- [PROMPT]: Skip every picture and transcribe the remaining material exactly.

- [RECORDS]:
>>
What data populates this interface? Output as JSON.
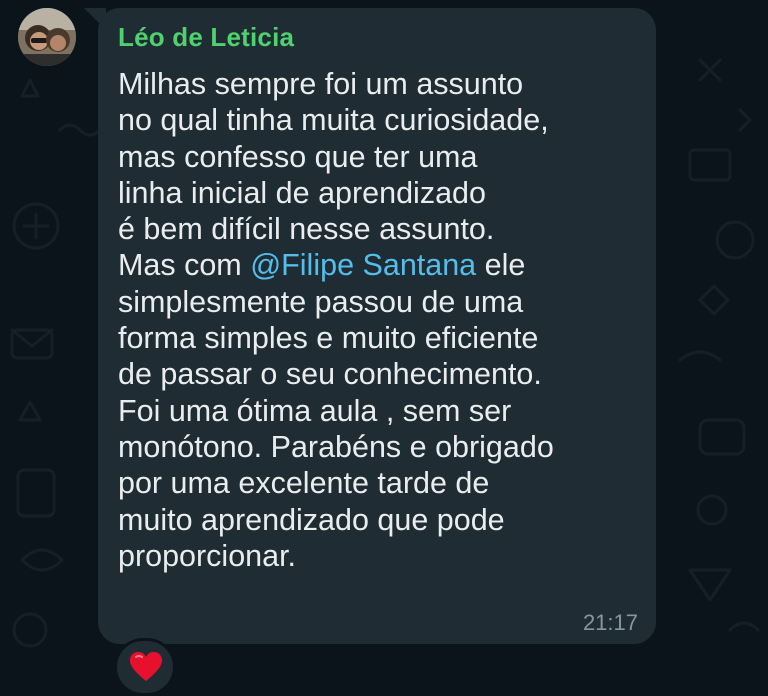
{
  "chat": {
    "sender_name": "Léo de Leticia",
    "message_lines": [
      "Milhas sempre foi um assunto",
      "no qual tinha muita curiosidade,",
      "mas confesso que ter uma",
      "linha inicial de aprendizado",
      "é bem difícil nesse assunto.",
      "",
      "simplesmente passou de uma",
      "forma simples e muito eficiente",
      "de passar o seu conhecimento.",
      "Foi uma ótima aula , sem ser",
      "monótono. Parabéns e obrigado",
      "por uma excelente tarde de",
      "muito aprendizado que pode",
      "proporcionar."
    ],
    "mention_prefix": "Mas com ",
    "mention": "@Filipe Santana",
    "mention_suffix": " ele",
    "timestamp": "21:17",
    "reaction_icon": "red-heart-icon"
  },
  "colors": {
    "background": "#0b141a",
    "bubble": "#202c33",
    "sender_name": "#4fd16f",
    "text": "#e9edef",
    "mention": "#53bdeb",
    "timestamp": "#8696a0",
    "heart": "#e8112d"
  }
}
<<
- [THE SOLUTION]:
What data populates this interface? Output as JSON.
{
  "chat": {
    "sender_name": "Léo de Leticia",
    "message_lines": [
      "Milhas sempre foi um assunto",
      "no qual tinha muita curiosidade,",
      "mas confesso que ter uma",
      "linha inicial de aprendizado",
      "é bem difícil nesse assunto.",
      "",
      "simplesmente passou de uma",
      "forma simples e muito eficiente",
      "de passar o seu conhecimento.",
      "Foi uma ótima aula , sem ser",
      "monótono. Parabéns e obrigado",
      "por uma excelente tarde de",
      "muito aprendizado que pode",
      "proporcionar."
    ],
    "mention_prefix": "Mas com ",
    "mention": "@Filipe Santana",
    "mention_suffix": " ele",
    "timestamp": "21:17",
    "reaction_icon": "red-heart-icon"
  },
  "colors": {
    "background": "#0b141a",
    "bubble": "#202c33",
    "sender_name": "#4fd16f",
    "text": "#e9edef",
    "mention": "#53bdeb",
    "timestamp": "#8696a0",
    "heart": "#e8112d"
  }
}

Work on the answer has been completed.